* _CHALLENGE_: Write out the whole passage below on the collapse of a PFI contractor, word for word.

* _GIVEN TEXT_:
The construction sector needs to be “wooed” for it to accept a new form of public-private partnership (PPP), experts have said in the wake of the collapse of a PFI contractor.
The warnings come a week after the UK’s biggest private finance initiative (PFI) contractor Transform Schools (Stoke) Ltd (TSSL) announced its intention to appoint liquidators, leaving up to 88 school projects unfinished.
Lawyers who have worked on cases involving PFI contracts told Construction News that clients and contractors would only consider another form of PPP if the government presented them with a “stable and consistent model”.
The warnings come as many PFI contracts – many of them 20- or 25-years long – are ending, with some work incomplete.
The current government has stood by PPPs, last week confirming it will use the model to deliver 250 Neighbourhood Health Centres across England, and to deliver the Lower Thames Crossing project.
A meeting of TSSL’s creditors is scheduled for 5 December at the London offices of business recovery and insolvency specialist Begbies Traynor.
In its most recent accounts for the year to 31 March 2024, TSSL owed creditors £17.6m, repayable within 12 months.

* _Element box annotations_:
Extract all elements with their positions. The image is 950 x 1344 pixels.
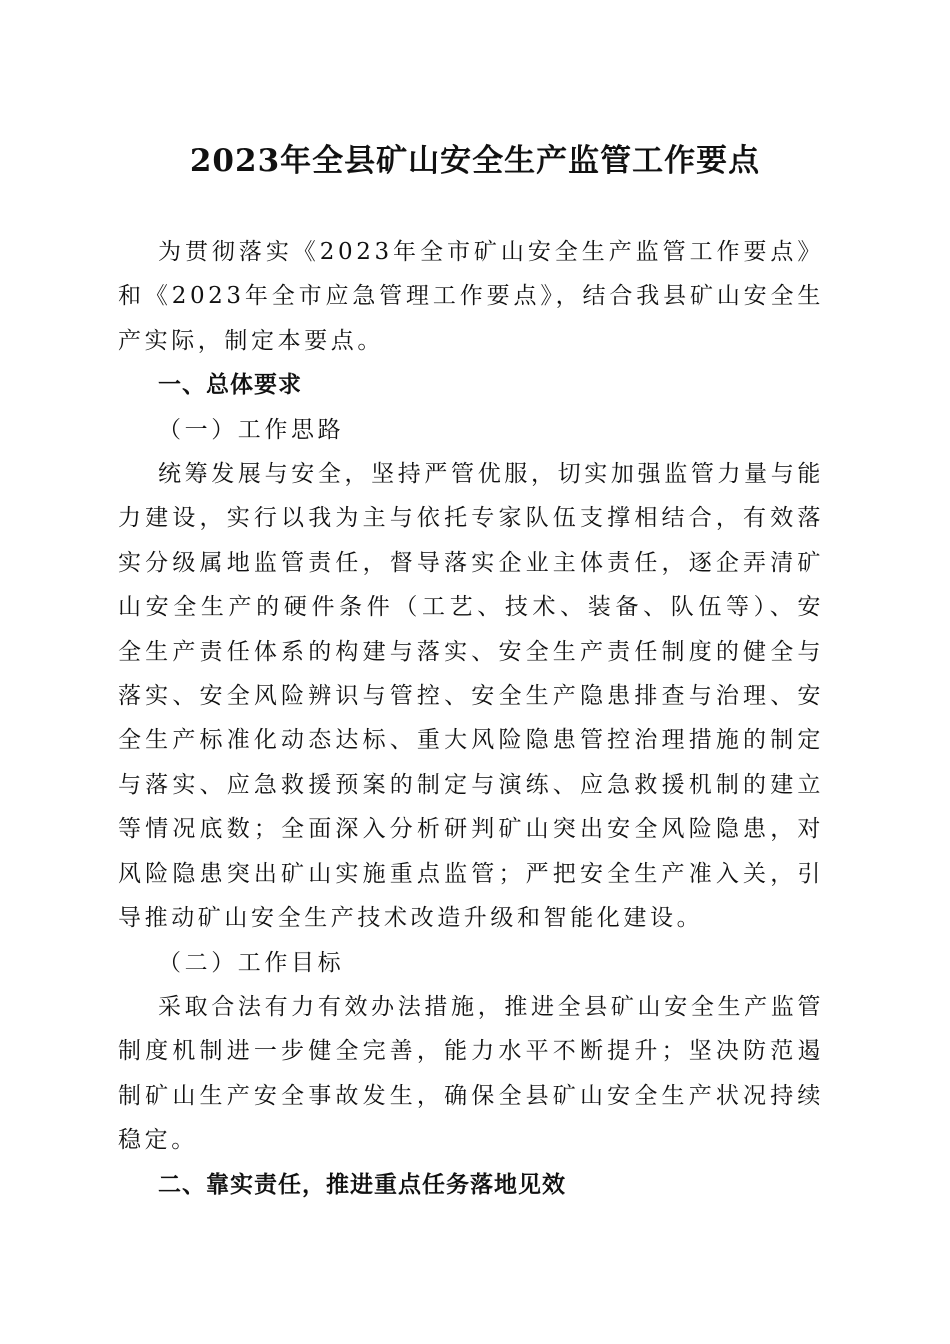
intro-paragraph: 为贯彻落实《2023年全市矿山安全生产监管工作要点》和《2023年全市应急管理工作要点》，结合我县矿山安全生产实际，制定本要点。	[118, 239, 824, 354]
section-heading-responsibilities: 二、靠实责任，推进重点任务落地见效	[158, 1171, 566, 1198]
subsection-heading-work-approach: （一）工作思路	[158, 416, 345, 443]
work-approach-paragraph: 统筹发展与安全，坚持严管优服，切实加强监管力量与能力建设，实行以我为主与依托专家队伍支撑相结合，有效落实分级属地监管责任，督导落实企业主体责任，逐企弄清矿山安全生产的硬件条件（工艺、技术、装备、队伍等）、安全生产责任体系的构建与落实、安全生产责任制度的健全与落实、安全风险辨识与管控、安全生产隐患排查与治理、安全生产标准化动态达标、重大风险隐患管控治理措施的制定与落实、应急救援预案的制定与演练、应急救援机制的建立等情况底数；全面深入分析研判矿山突出安全风险隐患，对风险隐患突出矿山实施重点监管；严把安全生产准入关，引导推动矿山安全生产技术改造升级和智能化建设。	[118, 461, 824, 932]
section-heading-overall-requirements: 一、总体要求	[158, 372, 302, 399]
subsection-heading-work-goals: （二）工作目标	[158, 949, 345, 976]
document-title: 2023年全县矿山安全生产监管工作要点	[189, 143, 761, 179]
work-goals-paragraph: 采取合法有力有效办法措施，推进全县矿山安全生产监管制度机制进一步健全完善，能力水平不断提升；坚决防范遏制矿山生产安全事故发生，确保全县矿山安全生产状况持续稳定。	[118, 993, 824, 1154]
document-body	[118, 230, 824, 1207]
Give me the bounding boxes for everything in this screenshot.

* _THE COMPLETED TASK_:
The construction sector needs to be “wooed” for it to accept a new form of public-private partnership (PPP), experts have said in the wake of the collapse of a PFI contractor.
The warnings come a week after the UK’s biggest private finance initiative (PFI) contractor Transform Schools (Stoke) Ltd (TSSL) announced its intention to appoint liquidators, leaving up to 88 school projects unfinished.
Lawyers who have worked on cases involving PFI contracts told Construction News that clients and contractors would only consider another form of PPP if the government presented them with a “stable and consistent model”.
The warnings come as many PFI contracts – many of them 20- or 25-years long – are ending, with some work incomplete.
The current government has stood by PPPs, last week confirming it will use the model to deliver 250 Neighbourhood Health Centres across England, and to deliver the Lower Thames Crossing project.
A meeting of TSSL’s creditors is scheduled for 5 December at the London offices of business recovery and insolvency specialist Begbies Traynor.
In its most recent accounts for the year to 31 March 2024, TSSL owed creditors £17.6m, repayable within 12 months.